Read the listing below and copy out every line that holds "Fluorecence".

>> Start GIVEN RECORDS

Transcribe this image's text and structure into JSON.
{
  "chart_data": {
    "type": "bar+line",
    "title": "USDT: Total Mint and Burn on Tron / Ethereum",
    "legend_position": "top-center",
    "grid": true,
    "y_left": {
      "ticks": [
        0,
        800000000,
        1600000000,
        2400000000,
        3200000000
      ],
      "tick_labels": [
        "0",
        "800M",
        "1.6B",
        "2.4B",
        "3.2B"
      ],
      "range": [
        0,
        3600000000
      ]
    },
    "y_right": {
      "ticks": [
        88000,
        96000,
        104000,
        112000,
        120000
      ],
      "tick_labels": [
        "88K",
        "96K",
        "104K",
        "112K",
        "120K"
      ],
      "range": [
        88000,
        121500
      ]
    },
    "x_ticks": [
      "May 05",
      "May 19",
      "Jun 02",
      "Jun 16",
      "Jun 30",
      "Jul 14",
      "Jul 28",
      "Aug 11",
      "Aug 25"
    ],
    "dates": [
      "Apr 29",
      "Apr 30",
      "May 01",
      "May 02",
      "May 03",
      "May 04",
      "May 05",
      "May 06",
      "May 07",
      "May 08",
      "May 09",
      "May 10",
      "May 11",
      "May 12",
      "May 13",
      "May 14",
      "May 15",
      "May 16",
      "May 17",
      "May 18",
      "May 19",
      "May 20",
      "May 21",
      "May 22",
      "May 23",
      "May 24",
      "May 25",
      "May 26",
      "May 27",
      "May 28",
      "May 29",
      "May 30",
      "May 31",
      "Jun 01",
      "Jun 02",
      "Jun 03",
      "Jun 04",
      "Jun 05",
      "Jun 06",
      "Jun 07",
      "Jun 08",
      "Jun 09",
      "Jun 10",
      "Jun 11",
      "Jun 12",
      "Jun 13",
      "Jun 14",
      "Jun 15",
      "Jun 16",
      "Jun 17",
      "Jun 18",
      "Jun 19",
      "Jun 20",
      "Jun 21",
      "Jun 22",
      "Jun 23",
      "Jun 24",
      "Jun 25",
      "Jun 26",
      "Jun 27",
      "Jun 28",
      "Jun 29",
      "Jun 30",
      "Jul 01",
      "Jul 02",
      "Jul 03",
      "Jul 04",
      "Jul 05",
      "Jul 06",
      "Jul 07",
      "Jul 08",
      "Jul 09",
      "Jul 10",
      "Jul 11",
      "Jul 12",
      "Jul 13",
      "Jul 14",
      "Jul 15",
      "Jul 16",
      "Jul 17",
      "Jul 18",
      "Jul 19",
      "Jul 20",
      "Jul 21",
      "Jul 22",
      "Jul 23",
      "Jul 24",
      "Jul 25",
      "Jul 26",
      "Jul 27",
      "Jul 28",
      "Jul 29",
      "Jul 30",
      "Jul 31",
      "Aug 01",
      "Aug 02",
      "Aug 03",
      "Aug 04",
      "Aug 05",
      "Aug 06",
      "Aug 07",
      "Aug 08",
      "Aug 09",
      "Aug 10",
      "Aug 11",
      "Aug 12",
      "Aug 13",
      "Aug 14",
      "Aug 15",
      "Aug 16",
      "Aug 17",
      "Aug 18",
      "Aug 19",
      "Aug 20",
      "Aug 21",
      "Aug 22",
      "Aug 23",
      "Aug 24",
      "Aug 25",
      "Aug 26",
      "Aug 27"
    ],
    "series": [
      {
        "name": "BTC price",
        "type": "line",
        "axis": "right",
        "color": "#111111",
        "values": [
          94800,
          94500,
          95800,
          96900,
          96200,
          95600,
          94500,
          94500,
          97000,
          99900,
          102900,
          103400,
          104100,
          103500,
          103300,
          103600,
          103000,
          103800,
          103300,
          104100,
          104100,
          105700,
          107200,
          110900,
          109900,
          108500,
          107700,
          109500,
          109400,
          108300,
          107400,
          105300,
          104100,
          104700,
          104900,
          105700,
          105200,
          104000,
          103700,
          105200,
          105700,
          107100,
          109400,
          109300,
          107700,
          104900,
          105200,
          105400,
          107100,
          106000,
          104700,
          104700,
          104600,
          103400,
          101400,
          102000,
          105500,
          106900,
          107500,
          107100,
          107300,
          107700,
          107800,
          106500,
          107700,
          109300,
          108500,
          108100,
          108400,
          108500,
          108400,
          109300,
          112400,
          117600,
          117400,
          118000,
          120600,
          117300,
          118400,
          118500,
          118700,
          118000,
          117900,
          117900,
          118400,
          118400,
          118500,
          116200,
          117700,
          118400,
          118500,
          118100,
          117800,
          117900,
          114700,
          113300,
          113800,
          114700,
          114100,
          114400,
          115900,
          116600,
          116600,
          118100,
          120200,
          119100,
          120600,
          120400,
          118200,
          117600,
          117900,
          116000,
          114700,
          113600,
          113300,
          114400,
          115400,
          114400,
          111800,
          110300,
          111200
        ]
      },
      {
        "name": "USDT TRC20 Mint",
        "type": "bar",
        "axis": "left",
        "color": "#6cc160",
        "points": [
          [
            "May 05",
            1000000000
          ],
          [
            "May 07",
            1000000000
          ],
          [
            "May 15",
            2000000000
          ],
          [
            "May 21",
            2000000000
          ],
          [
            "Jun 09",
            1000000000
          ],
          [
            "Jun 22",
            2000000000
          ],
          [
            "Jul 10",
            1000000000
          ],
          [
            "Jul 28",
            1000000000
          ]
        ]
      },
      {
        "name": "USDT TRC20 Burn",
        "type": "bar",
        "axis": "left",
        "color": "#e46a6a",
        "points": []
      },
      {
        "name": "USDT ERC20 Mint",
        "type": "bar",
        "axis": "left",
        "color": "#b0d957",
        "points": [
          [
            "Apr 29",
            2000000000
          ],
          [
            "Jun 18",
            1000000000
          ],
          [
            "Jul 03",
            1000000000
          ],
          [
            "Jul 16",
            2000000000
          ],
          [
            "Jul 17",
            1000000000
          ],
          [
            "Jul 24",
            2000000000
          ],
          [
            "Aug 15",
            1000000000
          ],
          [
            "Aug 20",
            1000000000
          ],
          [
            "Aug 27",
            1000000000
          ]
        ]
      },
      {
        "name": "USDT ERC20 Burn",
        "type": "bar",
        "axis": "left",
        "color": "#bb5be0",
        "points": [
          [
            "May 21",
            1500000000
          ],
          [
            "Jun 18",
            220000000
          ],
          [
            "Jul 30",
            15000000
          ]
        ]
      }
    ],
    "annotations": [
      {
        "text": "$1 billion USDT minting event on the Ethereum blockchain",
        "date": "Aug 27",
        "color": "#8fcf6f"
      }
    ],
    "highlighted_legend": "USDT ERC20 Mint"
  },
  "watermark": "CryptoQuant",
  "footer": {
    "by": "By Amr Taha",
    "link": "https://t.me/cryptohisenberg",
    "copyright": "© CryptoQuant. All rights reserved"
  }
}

>> End GIVEN RECORDS
>> Start GIVEN RECORDS

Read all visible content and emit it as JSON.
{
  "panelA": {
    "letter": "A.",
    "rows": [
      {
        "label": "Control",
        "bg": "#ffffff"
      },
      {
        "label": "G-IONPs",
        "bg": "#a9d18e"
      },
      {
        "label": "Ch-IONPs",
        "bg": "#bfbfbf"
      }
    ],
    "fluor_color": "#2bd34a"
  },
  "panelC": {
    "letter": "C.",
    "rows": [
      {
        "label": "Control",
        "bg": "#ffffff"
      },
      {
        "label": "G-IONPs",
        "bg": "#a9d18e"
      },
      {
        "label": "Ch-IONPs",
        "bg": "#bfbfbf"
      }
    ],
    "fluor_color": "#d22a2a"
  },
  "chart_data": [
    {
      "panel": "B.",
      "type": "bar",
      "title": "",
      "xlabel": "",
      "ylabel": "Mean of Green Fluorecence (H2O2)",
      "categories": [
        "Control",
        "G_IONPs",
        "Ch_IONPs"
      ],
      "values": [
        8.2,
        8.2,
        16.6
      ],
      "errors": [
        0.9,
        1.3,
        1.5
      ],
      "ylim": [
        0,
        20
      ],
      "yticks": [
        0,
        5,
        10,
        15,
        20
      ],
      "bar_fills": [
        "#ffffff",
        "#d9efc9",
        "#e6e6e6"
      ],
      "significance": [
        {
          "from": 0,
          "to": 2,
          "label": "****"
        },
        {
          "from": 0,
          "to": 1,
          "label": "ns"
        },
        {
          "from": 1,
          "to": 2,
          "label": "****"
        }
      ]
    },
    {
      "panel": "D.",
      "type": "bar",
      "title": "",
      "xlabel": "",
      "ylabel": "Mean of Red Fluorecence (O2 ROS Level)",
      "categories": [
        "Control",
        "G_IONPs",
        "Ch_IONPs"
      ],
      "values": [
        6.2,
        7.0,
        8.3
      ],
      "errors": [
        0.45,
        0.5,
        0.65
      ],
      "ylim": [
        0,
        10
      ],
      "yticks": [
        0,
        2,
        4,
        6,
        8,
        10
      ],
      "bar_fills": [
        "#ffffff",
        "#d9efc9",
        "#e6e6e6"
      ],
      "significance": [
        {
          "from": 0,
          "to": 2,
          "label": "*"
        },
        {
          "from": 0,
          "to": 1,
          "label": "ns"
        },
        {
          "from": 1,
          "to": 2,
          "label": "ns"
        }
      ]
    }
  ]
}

>> End GIVEN RECORDS
>> Start GIVEN RECORDS

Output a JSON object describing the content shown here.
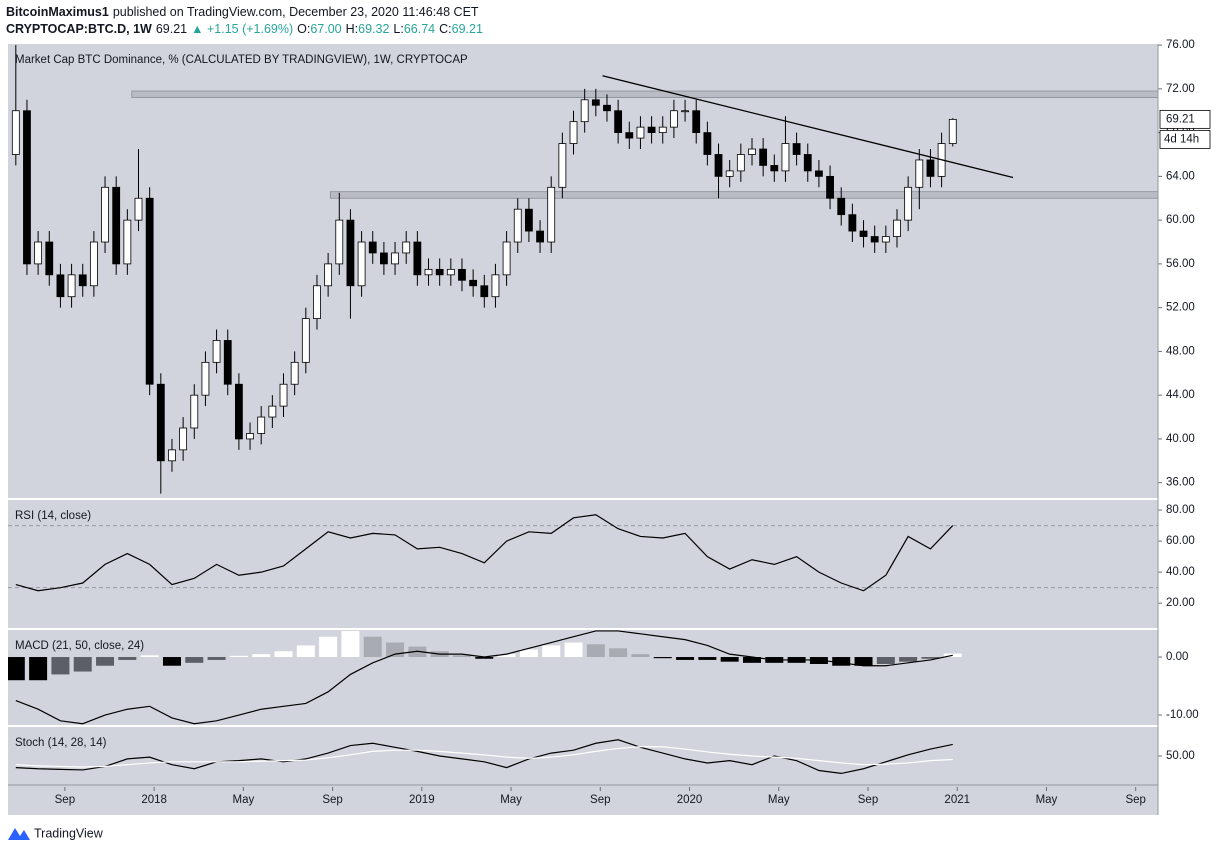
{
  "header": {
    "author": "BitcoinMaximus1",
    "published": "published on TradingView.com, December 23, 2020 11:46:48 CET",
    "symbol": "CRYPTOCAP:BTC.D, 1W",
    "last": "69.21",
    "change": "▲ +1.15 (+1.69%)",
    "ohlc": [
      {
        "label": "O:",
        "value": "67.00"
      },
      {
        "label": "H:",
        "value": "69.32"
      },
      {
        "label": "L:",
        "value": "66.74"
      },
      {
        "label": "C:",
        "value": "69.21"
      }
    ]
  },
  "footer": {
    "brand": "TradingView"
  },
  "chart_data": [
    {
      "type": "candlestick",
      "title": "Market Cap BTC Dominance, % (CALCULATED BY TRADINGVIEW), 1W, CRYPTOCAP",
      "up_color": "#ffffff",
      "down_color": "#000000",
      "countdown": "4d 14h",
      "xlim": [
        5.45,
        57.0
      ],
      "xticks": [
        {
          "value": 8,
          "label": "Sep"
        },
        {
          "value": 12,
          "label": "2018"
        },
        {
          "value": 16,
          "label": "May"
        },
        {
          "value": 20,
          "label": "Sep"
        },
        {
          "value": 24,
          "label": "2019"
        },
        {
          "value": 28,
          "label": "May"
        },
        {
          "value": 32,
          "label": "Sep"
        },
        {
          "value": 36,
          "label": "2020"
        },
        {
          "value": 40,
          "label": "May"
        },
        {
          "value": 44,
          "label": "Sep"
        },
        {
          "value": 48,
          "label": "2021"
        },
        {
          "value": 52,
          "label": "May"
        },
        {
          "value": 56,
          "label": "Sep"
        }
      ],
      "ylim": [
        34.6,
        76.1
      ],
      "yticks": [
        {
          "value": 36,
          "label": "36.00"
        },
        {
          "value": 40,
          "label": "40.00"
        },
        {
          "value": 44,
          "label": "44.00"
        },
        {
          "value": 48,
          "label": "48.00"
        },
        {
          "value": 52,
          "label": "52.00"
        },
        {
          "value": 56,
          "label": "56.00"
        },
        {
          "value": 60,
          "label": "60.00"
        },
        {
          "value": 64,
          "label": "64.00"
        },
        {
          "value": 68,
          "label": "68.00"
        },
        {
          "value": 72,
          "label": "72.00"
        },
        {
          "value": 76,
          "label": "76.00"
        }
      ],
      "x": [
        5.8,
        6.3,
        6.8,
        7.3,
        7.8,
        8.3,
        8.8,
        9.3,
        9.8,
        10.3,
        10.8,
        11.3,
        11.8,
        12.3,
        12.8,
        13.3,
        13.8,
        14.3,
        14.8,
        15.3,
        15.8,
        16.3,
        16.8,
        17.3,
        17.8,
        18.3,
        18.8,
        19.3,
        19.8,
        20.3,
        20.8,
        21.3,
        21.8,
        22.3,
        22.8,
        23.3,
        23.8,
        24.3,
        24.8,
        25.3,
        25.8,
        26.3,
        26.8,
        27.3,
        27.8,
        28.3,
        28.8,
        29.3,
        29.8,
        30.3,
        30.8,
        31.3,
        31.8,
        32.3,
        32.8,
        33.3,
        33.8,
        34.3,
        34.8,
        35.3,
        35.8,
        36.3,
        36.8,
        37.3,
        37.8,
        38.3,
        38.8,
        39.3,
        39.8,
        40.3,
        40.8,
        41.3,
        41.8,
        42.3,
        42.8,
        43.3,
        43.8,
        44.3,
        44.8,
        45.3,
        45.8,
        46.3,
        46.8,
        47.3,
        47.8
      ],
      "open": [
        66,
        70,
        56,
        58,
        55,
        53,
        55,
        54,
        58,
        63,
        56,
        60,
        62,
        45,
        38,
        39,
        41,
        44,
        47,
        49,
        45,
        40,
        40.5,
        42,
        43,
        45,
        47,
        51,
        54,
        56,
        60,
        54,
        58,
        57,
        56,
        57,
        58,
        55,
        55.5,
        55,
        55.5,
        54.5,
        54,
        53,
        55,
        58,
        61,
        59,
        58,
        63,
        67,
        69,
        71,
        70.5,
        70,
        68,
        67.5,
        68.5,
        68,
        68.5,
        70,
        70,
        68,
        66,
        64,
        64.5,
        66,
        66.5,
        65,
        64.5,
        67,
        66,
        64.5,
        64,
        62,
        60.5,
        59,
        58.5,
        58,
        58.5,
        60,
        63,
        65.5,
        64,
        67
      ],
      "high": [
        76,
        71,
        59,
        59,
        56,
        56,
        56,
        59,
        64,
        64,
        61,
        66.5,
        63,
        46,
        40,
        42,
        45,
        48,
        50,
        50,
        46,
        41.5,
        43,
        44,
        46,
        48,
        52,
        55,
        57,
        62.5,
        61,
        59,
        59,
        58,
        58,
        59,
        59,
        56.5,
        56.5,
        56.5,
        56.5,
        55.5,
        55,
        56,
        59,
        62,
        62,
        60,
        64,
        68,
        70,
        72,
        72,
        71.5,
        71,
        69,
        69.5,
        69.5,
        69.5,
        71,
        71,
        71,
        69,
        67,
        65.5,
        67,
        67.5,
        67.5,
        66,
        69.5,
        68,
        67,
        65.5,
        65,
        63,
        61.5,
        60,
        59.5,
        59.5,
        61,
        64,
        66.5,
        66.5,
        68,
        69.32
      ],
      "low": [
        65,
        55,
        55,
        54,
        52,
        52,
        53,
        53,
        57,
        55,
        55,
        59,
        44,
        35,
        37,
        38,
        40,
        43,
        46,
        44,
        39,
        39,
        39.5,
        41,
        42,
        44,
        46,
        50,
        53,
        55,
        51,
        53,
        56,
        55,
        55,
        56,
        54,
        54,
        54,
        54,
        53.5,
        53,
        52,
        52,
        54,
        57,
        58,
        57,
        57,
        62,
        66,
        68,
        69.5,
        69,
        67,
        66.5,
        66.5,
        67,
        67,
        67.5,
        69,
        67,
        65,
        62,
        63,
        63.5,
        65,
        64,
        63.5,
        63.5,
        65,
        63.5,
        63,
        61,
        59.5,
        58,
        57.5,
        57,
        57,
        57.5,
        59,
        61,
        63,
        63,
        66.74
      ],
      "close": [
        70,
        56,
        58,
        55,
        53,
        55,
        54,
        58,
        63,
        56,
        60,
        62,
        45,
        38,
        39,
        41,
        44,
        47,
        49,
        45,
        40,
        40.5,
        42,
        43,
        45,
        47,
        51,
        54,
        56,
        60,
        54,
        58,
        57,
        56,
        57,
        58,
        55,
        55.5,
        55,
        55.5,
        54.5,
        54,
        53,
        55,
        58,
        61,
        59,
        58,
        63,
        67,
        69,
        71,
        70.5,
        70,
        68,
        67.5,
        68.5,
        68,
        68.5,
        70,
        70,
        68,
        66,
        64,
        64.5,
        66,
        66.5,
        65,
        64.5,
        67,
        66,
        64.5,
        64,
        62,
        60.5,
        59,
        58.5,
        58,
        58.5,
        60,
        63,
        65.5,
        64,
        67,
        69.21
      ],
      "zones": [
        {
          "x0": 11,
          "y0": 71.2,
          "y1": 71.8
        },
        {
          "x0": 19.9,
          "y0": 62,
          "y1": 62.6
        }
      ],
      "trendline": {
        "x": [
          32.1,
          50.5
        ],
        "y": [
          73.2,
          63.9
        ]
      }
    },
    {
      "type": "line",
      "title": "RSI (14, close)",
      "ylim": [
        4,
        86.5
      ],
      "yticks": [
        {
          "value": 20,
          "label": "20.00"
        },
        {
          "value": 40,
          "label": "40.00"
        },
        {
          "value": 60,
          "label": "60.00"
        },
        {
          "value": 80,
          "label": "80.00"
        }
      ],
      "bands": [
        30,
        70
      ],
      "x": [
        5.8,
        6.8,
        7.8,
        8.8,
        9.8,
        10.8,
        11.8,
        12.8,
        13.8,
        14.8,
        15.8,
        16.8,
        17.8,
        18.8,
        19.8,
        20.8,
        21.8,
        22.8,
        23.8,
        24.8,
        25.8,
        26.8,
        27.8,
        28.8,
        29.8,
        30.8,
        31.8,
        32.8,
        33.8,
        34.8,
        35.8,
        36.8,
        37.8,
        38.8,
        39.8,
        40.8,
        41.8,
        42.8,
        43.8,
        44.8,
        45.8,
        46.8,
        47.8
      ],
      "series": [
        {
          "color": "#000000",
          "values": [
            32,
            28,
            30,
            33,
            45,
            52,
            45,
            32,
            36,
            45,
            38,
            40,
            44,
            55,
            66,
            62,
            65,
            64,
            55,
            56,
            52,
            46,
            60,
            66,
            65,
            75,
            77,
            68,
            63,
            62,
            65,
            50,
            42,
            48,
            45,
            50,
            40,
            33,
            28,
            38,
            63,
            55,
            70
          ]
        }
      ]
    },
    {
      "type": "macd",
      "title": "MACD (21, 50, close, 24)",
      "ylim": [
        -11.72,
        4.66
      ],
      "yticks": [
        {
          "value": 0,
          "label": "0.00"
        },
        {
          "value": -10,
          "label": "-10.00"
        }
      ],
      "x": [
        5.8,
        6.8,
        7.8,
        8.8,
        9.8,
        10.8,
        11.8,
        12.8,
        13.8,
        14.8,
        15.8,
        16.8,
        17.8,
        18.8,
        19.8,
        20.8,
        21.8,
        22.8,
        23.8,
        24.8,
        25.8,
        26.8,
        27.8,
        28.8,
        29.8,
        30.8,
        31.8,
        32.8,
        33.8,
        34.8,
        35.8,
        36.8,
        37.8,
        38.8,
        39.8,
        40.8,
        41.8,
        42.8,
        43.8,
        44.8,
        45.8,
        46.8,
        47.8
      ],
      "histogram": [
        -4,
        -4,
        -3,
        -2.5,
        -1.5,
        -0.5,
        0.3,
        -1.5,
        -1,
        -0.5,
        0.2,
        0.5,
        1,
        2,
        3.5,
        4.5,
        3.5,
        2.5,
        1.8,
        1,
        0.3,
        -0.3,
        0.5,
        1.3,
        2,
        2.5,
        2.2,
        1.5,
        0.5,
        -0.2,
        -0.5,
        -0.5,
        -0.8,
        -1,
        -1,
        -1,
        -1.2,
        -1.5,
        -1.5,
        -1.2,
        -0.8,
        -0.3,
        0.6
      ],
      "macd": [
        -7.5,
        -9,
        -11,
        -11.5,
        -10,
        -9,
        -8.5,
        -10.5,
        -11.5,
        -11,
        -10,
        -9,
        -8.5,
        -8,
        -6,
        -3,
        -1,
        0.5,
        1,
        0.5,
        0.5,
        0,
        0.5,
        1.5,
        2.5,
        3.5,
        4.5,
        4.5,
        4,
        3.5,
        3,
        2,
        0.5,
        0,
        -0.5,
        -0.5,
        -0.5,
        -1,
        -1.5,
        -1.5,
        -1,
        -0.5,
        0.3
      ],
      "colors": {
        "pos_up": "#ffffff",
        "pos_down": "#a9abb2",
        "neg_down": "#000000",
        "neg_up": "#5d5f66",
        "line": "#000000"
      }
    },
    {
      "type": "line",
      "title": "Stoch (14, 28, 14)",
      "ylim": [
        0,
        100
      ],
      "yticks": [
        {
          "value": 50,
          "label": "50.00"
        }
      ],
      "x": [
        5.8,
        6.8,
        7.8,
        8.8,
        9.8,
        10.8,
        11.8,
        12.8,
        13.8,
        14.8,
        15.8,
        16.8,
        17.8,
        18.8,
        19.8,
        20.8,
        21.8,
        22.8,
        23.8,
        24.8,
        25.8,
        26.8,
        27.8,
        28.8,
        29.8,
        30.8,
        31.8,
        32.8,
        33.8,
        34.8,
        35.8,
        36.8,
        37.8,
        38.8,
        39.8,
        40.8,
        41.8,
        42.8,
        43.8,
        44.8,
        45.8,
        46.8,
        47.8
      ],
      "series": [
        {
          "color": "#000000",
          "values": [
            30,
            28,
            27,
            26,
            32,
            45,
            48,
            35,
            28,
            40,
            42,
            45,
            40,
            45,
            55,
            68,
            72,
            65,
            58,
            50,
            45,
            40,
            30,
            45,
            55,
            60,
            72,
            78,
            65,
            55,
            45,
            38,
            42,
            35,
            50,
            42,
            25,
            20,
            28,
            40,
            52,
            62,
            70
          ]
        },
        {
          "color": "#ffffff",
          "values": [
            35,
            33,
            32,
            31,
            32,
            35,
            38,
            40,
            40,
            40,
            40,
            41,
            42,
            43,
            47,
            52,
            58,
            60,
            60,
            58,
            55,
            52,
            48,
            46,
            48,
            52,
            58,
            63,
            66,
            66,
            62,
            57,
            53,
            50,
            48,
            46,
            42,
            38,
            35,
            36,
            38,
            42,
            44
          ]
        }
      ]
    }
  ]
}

>> End GIVEN RECORDS

▶ [RESPONSE TO THIS EXERCISE]
      "ylabel": "Mean of Green Fluorecence (H2O2)",
      "ylabel": "Mean of Red Fluorecence (O2 ROS Level)",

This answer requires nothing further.